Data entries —
++++++++++
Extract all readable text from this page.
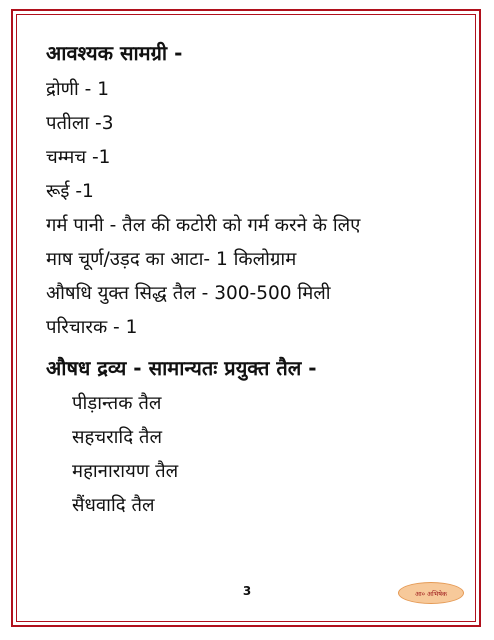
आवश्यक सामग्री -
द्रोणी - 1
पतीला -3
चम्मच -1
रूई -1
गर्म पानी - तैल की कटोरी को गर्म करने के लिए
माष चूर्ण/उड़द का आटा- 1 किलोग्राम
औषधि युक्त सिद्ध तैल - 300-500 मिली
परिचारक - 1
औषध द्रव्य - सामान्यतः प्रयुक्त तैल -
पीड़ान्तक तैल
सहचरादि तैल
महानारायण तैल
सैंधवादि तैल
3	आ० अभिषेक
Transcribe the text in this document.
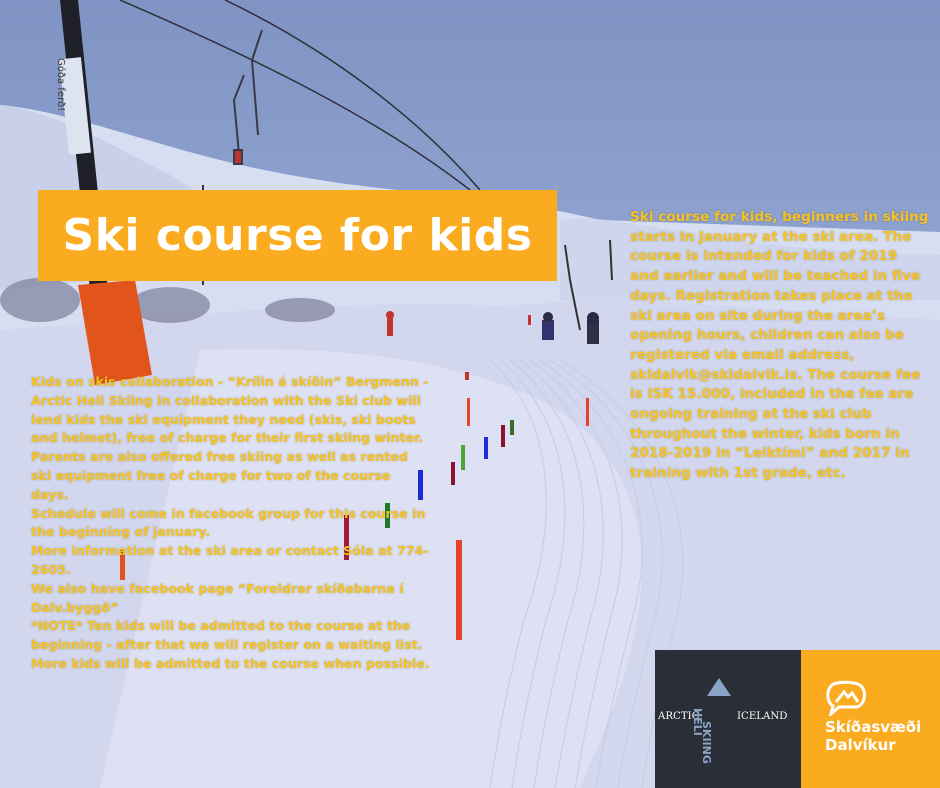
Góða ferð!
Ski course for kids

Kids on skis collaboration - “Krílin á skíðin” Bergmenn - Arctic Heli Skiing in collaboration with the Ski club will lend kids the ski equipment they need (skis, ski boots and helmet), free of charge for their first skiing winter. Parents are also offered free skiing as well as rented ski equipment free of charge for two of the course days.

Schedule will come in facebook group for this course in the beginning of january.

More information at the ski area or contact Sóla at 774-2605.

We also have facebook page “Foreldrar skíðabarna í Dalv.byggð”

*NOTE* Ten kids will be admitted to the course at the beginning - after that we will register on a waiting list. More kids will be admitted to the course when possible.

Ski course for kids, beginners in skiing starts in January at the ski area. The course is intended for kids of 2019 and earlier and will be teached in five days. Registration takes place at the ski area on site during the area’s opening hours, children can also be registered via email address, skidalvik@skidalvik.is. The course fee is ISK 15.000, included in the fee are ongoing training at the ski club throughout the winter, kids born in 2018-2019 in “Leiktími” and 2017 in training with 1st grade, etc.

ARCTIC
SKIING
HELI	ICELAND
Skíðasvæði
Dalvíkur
++++++++++
Instruction — Copy each line from the records above that includes the string "text".

Result —
Extract all readable text from this page.
Transcribe the text in this document.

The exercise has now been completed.